++++ DATA SUPPLIED ++++
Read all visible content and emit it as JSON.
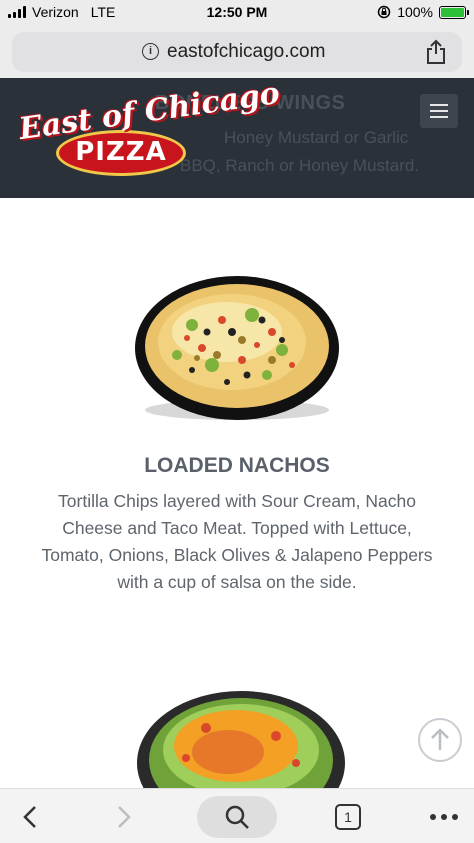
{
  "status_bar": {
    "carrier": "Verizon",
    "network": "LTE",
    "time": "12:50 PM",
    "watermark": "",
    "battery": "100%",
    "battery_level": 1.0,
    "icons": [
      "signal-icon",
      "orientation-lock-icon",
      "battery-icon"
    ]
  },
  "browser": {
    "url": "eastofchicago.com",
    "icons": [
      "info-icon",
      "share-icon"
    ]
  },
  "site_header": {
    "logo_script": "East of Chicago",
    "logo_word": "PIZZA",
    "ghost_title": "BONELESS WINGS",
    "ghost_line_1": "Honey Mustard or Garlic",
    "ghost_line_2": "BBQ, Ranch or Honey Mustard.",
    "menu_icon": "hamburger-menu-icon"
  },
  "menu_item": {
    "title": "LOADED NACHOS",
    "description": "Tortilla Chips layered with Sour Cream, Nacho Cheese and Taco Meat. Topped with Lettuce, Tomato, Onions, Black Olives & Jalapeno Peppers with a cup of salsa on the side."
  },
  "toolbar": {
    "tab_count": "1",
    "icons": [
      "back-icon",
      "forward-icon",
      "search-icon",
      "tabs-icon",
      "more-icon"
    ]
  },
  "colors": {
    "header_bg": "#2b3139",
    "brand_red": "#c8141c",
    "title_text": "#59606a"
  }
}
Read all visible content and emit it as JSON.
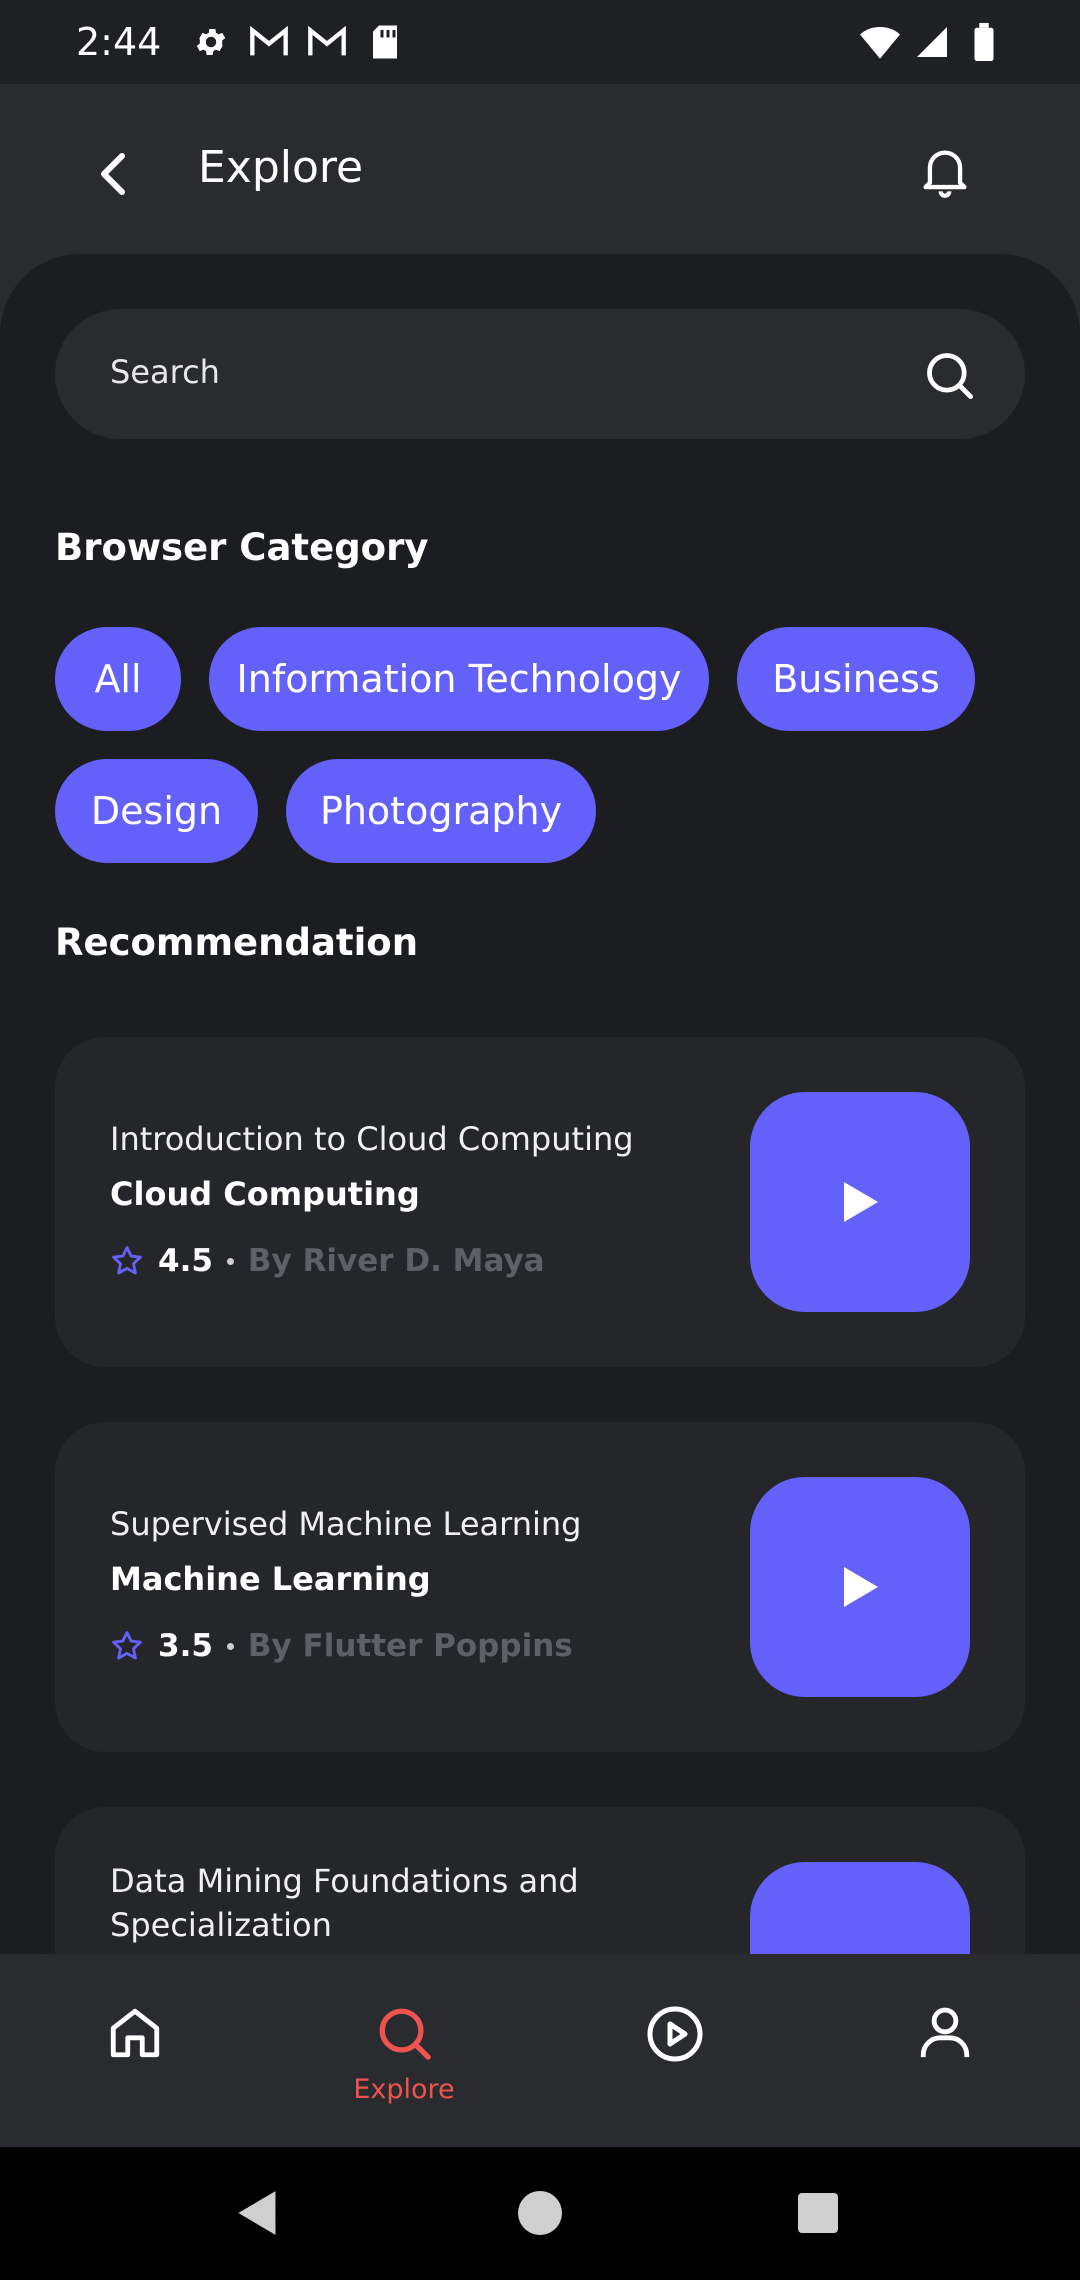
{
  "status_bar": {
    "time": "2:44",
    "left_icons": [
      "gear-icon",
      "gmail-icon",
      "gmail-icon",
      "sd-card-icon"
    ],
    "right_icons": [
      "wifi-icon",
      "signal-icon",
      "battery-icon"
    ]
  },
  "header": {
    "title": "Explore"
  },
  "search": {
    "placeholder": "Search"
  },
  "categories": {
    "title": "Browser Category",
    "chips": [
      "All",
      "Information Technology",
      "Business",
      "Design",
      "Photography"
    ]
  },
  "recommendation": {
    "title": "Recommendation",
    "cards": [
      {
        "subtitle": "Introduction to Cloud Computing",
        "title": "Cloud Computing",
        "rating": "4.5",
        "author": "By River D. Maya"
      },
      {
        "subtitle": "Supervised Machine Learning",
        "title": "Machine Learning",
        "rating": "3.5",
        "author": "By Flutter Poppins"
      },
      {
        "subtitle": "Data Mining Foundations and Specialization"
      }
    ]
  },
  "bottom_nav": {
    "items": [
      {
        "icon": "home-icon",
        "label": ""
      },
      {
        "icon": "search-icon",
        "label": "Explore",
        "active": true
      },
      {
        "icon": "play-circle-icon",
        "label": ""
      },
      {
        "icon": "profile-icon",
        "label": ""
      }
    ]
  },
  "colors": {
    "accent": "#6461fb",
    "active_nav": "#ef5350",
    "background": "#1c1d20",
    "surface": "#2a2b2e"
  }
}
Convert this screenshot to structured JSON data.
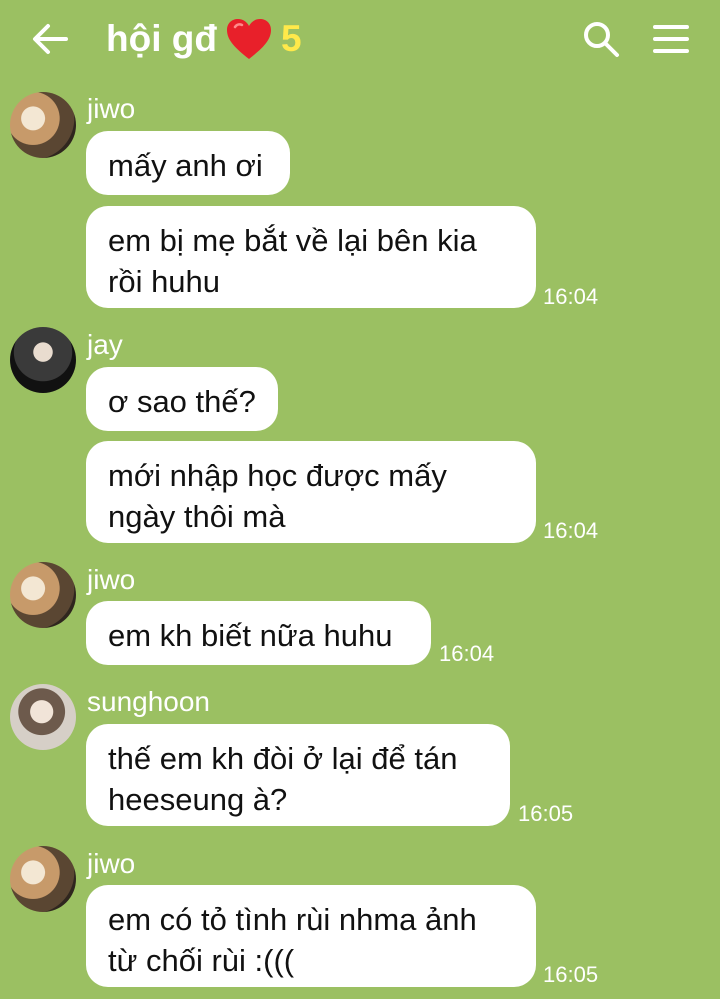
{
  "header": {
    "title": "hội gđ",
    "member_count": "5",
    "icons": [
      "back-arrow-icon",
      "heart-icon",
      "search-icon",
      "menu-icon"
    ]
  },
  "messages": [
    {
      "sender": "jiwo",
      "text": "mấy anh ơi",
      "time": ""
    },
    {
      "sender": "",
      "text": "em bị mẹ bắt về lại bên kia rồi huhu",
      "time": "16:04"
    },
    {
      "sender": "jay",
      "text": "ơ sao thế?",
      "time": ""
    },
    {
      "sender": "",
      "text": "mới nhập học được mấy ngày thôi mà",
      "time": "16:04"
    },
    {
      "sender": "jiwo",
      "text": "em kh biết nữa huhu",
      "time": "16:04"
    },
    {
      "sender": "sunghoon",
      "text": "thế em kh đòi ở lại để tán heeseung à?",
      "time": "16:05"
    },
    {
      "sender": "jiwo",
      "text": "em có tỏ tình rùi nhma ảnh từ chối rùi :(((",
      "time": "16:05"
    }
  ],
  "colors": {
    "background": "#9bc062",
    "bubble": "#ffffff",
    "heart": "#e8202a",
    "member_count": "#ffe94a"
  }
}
++++
## WHAT IS ASKED
Each line that contains the string "background" counts once; report how many such lines the entries have, giving only the number.

## SOLUTION TO THE EXERCISE
2